--- The records ---

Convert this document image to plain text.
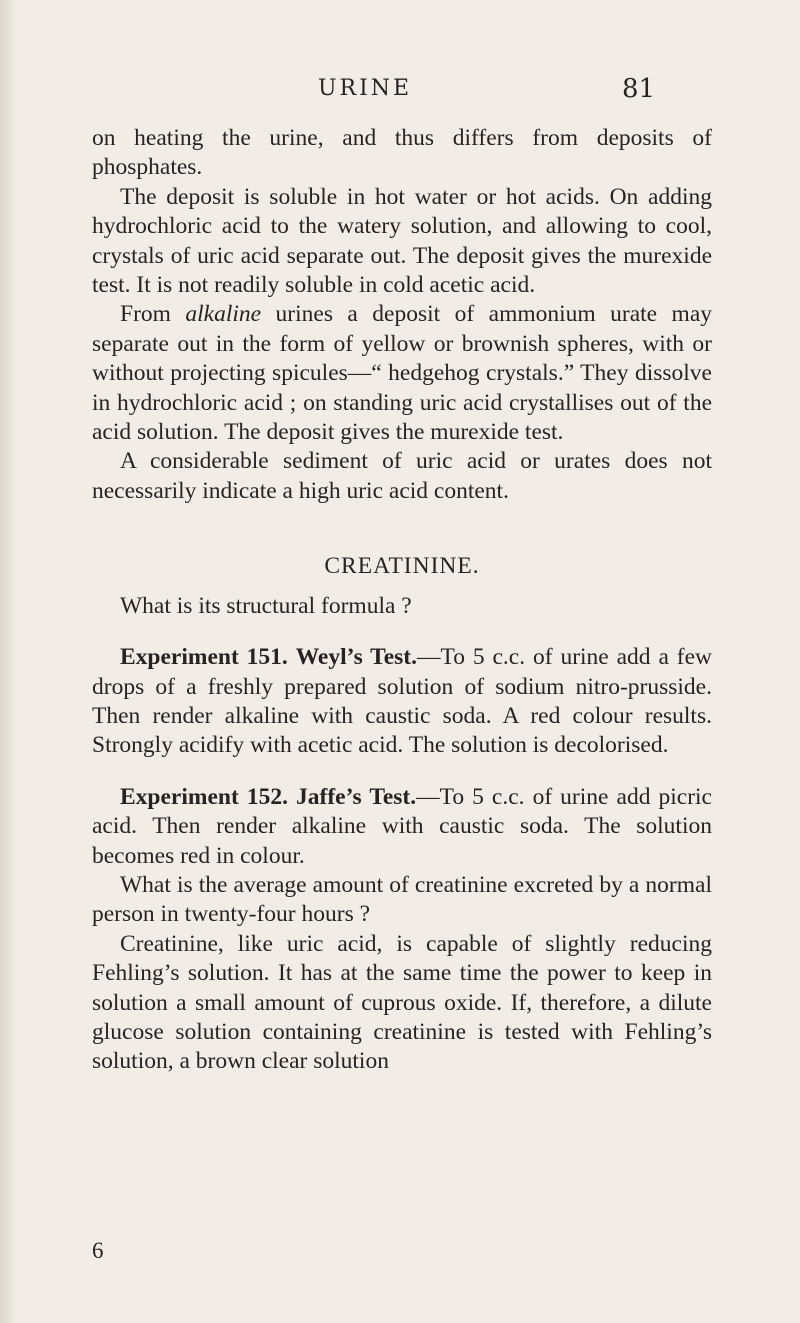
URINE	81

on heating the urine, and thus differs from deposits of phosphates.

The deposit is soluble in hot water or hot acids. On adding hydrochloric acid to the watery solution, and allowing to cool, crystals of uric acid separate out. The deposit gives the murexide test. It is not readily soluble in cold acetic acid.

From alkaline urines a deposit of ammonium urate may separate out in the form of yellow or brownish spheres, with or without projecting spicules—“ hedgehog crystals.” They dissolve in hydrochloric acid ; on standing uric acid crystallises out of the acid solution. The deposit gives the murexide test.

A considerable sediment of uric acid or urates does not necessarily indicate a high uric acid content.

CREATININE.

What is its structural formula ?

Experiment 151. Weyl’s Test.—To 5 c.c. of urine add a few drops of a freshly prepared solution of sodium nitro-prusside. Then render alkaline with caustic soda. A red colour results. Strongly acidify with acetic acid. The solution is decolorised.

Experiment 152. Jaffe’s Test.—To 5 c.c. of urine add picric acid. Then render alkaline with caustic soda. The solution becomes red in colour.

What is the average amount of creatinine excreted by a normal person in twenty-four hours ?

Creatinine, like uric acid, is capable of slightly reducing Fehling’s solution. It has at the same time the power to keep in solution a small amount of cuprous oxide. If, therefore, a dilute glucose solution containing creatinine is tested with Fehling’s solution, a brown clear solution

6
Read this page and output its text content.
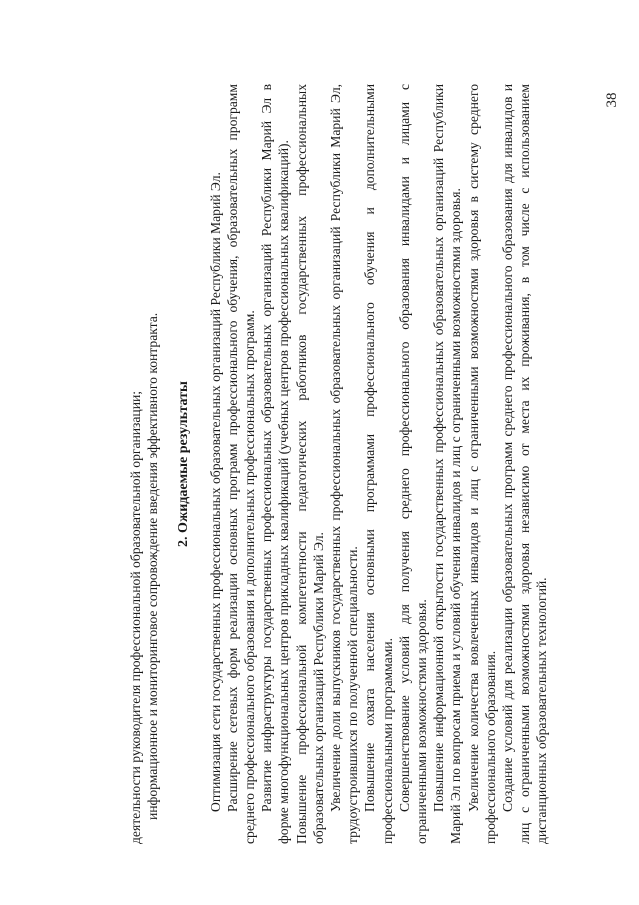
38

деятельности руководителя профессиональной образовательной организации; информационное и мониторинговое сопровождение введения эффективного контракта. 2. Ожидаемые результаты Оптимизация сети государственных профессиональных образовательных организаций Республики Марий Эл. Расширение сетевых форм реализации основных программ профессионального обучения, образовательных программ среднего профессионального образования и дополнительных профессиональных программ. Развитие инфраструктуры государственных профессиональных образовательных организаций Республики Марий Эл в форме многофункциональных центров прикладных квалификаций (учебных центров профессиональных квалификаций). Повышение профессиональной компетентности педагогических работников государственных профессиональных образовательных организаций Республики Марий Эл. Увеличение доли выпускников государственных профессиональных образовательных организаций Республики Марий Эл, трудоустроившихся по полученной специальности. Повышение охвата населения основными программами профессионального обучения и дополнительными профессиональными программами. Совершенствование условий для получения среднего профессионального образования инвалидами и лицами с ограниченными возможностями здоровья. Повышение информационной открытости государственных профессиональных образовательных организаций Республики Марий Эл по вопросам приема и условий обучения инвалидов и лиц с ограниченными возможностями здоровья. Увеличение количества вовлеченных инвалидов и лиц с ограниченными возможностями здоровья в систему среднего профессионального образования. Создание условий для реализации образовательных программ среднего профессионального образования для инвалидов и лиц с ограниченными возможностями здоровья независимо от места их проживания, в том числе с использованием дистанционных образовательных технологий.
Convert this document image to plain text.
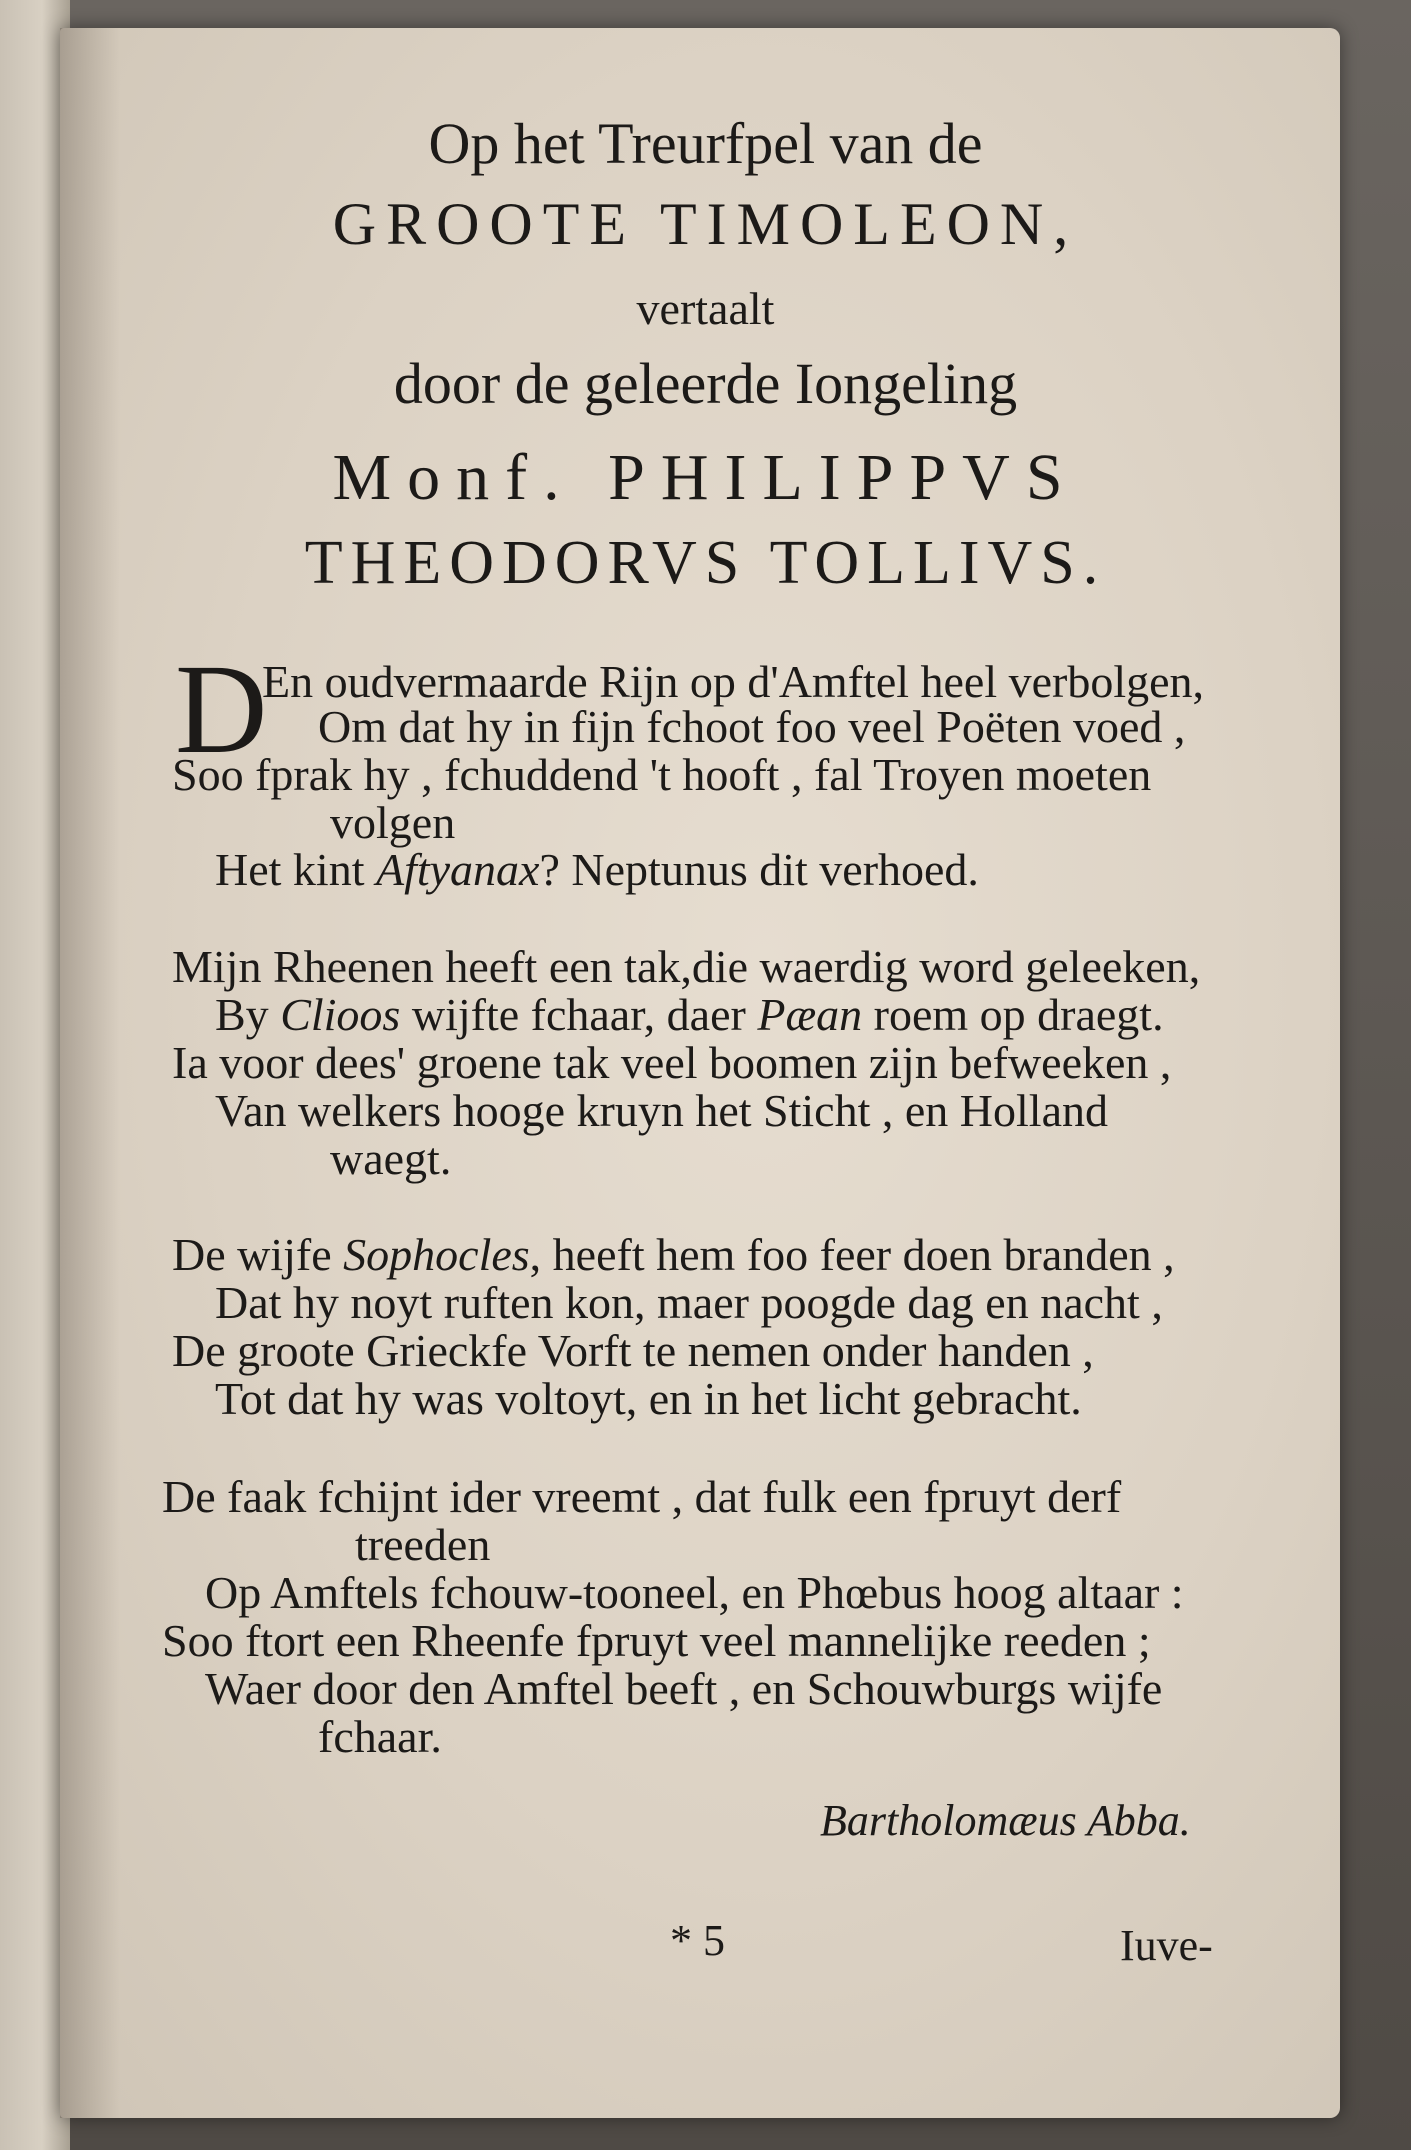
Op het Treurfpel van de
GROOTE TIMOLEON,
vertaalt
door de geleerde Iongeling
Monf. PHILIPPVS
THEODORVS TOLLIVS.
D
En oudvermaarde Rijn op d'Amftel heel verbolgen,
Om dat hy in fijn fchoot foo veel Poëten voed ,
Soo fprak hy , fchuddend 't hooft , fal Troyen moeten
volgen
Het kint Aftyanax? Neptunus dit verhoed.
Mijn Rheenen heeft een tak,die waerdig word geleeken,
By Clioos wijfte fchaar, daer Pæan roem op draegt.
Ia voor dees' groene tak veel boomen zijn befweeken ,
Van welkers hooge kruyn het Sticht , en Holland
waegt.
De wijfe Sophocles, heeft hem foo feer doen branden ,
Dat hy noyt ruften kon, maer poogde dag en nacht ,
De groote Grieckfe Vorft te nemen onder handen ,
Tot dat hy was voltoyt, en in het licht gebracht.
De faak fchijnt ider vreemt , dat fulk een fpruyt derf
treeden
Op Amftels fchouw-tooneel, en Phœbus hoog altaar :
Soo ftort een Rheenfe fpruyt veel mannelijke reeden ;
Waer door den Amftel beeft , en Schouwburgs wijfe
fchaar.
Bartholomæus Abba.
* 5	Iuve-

---

Find every line in the records above that contains the word "Then", and copy each one.

Experiment 151. Weyl’s Test.—To 5 c.c. of urine add a few drops of a freshly prepared solution of sodium nitro-prusside. Then render alkaline with caustic soda. A red colour results. Strongly acidify with acetic acid. The solution is decolorised.
Experiment 152. Jaffe’s Test.—To 5 c.c. of urine add picric acid. Then render alkaline with caustic soda. The solution becomes red in colour.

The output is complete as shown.